Exercise:
Find and copy each line of the records where the string "this" shows up.

Input data:
■ ■ ■

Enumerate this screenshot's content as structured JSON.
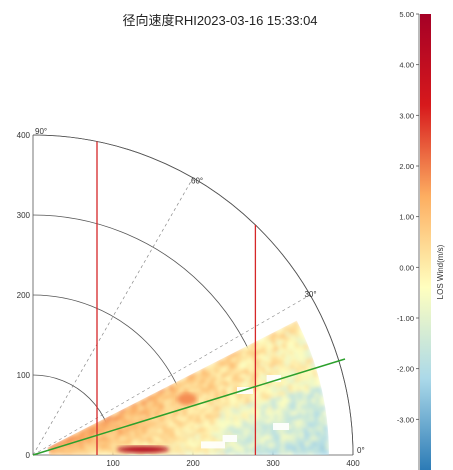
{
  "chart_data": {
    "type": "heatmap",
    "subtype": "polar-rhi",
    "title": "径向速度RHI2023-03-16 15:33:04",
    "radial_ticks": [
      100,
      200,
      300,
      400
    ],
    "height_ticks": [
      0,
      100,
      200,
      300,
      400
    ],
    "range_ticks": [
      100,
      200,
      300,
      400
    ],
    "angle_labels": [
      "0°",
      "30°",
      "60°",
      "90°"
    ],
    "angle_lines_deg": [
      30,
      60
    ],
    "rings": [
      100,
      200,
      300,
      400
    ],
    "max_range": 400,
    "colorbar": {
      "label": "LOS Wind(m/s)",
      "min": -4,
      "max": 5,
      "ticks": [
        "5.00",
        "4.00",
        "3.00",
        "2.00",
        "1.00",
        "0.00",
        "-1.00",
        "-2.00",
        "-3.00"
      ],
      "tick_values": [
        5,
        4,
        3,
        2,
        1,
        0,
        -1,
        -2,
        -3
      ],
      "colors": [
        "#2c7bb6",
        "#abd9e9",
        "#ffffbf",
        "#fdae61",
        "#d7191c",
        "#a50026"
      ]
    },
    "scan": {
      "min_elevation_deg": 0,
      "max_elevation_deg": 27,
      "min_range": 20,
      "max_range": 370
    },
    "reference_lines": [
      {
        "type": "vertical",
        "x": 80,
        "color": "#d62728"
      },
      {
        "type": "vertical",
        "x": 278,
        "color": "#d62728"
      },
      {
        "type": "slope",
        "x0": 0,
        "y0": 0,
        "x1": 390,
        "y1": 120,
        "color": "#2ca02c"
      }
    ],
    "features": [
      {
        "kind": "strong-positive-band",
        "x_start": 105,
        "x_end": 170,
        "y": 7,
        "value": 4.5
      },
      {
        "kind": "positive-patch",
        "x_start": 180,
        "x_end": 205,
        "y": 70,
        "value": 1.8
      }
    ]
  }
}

■ ■ ■

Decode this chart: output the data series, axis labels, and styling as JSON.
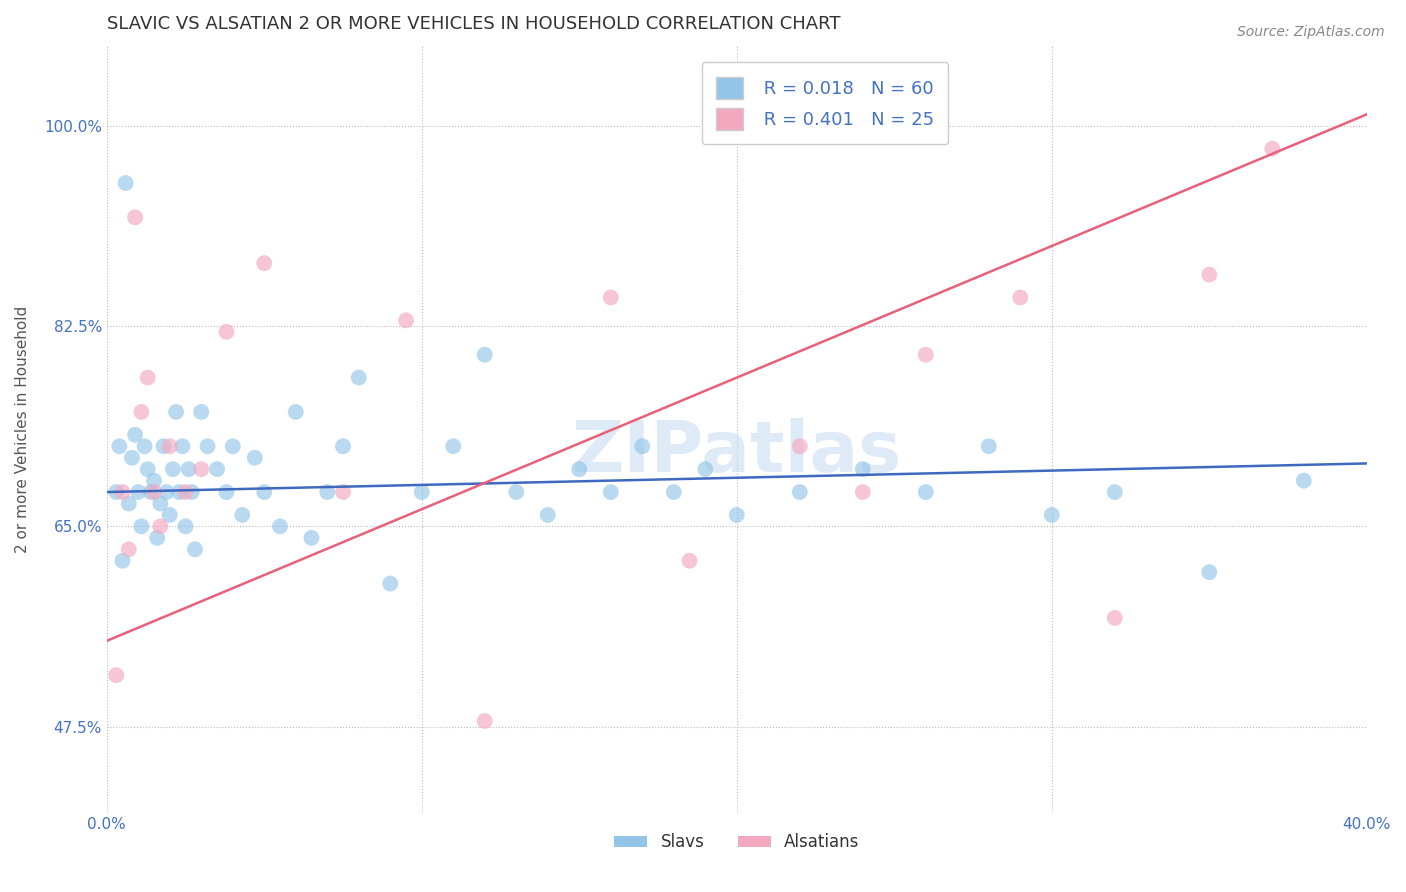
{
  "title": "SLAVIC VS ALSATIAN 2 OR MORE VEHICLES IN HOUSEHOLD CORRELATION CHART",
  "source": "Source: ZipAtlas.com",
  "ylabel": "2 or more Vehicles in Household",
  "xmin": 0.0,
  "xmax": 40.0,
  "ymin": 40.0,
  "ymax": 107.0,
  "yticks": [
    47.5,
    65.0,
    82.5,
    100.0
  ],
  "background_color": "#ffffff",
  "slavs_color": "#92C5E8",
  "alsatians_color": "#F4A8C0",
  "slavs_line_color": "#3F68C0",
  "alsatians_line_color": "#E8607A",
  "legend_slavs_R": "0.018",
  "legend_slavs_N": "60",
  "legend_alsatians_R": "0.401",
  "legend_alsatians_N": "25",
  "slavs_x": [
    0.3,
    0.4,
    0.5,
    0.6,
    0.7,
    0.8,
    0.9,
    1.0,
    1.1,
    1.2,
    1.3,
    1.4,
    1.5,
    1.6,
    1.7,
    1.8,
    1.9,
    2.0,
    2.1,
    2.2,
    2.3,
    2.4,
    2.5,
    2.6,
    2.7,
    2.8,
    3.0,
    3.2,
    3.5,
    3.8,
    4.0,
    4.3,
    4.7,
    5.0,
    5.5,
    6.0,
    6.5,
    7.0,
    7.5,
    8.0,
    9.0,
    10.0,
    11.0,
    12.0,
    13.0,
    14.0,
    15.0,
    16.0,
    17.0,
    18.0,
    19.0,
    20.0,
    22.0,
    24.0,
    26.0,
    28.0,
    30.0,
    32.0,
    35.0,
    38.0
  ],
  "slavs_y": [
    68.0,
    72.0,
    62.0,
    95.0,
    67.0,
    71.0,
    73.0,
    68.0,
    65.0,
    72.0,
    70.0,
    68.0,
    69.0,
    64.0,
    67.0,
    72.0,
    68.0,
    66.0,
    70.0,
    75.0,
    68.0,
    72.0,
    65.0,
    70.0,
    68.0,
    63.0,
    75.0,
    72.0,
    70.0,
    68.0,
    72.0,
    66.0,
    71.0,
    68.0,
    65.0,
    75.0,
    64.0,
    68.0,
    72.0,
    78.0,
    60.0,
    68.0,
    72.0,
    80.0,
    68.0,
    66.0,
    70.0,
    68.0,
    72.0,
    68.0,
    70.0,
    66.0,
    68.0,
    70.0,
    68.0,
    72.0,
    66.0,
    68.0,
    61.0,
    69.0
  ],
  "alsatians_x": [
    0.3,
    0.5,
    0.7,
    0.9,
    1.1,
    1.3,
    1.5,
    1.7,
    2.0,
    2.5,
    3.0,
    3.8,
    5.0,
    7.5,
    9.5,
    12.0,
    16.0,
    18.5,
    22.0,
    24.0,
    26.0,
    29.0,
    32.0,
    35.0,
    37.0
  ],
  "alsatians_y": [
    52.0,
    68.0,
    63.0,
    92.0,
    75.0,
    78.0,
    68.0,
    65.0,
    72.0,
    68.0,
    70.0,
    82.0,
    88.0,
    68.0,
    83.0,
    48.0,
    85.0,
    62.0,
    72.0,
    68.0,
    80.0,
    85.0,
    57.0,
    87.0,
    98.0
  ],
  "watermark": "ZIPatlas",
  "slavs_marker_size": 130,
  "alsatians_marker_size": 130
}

■ ■ ■

Written answer:
Enumerate this screenshot's content as structured JSON.
Decode this chart: output the data series, axis labels, and styling as JSON.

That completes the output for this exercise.